→ Excerpt from a dataset:
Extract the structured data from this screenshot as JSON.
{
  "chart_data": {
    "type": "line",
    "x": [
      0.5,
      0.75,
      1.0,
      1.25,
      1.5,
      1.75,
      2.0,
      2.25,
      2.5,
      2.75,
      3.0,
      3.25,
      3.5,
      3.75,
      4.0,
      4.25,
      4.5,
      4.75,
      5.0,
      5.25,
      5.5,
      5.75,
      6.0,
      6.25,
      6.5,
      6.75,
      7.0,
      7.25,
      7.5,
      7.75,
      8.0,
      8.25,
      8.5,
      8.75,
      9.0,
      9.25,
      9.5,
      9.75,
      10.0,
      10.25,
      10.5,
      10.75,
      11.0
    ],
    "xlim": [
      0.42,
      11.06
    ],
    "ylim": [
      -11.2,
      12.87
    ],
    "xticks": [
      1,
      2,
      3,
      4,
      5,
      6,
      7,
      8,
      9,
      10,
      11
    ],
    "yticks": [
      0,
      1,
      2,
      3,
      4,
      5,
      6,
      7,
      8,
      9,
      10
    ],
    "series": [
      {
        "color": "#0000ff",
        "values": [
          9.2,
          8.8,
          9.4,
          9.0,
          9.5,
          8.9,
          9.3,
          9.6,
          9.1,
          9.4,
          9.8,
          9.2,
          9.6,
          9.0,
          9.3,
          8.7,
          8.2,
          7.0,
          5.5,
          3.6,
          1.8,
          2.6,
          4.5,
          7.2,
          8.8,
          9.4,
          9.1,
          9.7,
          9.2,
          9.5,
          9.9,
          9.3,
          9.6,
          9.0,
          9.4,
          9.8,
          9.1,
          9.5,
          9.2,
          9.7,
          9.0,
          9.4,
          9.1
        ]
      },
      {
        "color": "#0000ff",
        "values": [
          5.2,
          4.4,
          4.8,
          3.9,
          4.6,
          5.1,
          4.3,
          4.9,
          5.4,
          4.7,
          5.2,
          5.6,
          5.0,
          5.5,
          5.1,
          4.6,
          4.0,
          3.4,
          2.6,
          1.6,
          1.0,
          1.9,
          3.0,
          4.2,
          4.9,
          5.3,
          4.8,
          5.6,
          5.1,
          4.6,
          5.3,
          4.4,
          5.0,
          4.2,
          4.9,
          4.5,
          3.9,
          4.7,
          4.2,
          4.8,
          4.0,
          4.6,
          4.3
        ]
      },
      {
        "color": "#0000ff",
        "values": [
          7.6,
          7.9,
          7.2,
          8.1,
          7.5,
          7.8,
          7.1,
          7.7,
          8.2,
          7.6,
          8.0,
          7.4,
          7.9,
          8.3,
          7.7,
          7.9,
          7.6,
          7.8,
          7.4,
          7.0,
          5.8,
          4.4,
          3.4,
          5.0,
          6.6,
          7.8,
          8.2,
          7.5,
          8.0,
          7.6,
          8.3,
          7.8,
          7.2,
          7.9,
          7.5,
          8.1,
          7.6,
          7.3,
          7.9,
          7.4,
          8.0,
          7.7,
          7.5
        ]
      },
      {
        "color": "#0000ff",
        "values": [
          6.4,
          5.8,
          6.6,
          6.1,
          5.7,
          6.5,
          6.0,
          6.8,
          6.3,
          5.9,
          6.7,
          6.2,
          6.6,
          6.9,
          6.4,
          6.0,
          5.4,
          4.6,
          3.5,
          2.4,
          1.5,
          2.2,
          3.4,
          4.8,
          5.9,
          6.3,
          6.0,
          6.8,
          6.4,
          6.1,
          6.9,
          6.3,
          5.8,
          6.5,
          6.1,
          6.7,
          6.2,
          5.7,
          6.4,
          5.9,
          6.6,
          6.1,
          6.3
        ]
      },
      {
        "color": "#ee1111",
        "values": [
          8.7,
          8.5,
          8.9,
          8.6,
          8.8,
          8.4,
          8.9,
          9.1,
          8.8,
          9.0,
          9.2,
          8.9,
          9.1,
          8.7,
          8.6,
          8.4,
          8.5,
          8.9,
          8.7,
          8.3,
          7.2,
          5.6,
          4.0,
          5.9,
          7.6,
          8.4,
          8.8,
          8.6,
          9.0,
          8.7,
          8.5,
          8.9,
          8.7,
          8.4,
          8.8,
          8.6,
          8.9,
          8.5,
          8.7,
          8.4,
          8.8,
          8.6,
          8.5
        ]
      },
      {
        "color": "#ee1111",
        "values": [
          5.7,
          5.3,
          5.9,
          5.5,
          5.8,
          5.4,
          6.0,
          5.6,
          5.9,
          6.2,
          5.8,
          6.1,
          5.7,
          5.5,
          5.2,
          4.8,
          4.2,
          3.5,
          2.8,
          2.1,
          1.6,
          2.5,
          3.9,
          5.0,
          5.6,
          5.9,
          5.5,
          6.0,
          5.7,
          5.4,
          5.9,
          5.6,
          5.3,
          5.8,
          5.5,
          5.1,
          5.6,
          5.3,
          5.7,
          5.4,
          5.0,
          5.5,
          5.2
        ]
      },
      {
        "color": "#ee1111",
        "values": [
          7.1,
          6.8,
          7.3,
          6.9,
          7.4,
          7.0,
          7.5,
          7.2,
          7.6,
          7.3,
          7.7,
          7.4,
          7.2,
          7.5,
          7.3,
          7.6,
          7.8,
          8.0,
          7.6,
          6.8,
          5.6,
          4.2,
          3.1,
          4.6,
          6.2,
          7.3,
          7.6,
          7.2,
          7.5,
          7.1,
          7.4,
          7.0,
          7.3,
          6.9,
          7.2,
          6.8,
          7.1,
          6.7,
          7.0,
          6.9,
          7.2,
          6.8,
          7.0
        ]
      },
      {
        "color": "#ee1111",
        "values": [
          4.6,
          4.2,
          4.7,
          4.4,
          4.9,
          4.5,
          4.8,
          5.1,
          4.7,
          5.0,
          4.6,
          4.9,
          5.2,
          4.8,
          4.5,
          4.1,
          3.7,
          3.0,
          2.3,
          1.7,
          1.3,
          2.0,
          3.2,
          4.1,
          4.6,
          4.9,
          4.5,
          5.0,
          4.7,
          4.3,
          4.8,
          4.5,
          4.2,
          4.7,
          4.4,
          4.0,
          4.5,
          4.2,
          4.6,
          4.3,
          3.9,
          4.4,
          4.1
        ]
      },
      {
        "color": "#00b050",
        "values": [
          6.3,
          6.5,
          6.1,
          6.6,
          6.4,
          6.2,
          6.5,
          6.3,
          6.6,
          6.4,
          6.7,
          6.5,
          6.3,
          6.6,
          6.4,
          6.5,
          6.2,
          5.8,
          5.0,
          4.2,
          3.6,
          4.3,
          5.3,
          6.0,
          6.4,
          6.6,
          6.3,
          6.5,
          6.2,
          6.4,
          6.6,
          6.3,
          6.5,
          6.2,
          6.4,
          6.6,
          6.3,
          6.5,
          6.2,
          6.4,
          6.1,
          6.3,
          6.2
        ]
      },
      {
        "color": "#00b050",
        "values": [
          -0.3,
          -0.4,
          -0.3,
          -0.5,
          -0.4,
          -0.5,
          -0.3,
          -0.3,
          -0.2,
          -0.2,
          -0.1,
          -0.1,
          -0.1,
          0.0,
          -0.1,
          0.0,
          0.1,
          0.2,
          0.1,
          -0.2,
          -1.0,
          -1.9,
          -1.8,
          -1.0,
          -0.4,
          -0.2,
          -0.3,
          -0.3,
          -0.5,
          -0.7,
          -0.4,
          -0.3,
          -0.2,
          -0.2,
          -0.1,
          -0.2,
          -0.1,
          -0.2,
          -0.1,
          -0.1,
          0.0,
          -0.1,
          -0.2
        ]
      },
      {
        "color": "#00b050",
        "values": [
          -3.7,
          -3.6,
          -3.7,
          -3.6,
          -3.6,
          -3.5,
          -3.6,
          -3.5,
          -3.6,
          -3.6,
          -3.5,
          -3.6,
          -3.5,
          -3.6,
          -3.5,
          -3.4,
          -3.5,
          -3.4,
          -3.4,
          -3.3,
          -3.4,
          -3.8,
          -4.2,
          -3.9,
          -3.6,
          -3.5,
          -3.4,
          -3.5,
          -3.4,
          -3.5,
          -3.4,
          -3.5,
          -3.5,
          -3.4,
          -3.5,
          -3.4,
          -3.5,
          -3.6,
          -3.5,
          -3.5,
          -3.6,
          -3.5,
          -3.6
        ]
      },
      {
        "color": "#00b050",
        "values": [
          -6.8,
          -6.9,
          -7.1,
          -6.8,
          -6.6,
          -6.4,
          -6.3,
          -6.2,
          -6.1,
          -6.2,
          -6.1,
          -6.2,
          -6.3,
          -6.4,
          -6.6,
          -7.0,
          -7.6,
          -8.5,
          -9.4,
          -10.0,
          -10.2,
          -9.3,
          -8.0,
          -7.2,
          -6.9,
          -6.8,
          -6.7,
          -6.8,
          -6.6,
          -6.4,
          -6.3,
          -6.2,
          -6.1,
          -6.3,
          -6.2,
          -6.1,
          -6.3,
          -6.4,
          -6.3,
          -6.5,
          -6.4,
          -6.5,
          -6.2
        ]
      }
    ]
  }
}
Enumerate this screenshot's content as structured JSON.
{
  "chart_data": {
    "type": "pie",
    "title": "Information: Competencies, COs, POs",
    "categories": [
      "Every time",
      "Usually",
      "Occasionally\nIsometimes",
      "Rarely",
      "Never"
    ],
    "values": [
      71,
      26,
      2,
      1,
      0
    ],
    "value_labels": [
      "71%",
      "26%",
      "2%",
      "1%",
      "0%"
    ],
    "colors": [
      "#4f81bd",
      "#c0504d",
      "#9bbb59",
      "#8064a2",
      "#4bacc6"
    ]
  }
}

→ SET EXERCISE:
Your task is to pick out every line with the string "structured" and copy it.

→ SOLUTION FOR THIS EXERCISE:
Extract the structured data from this screenshot as JSON.
Enumerate this screenshot's content as structured JSON.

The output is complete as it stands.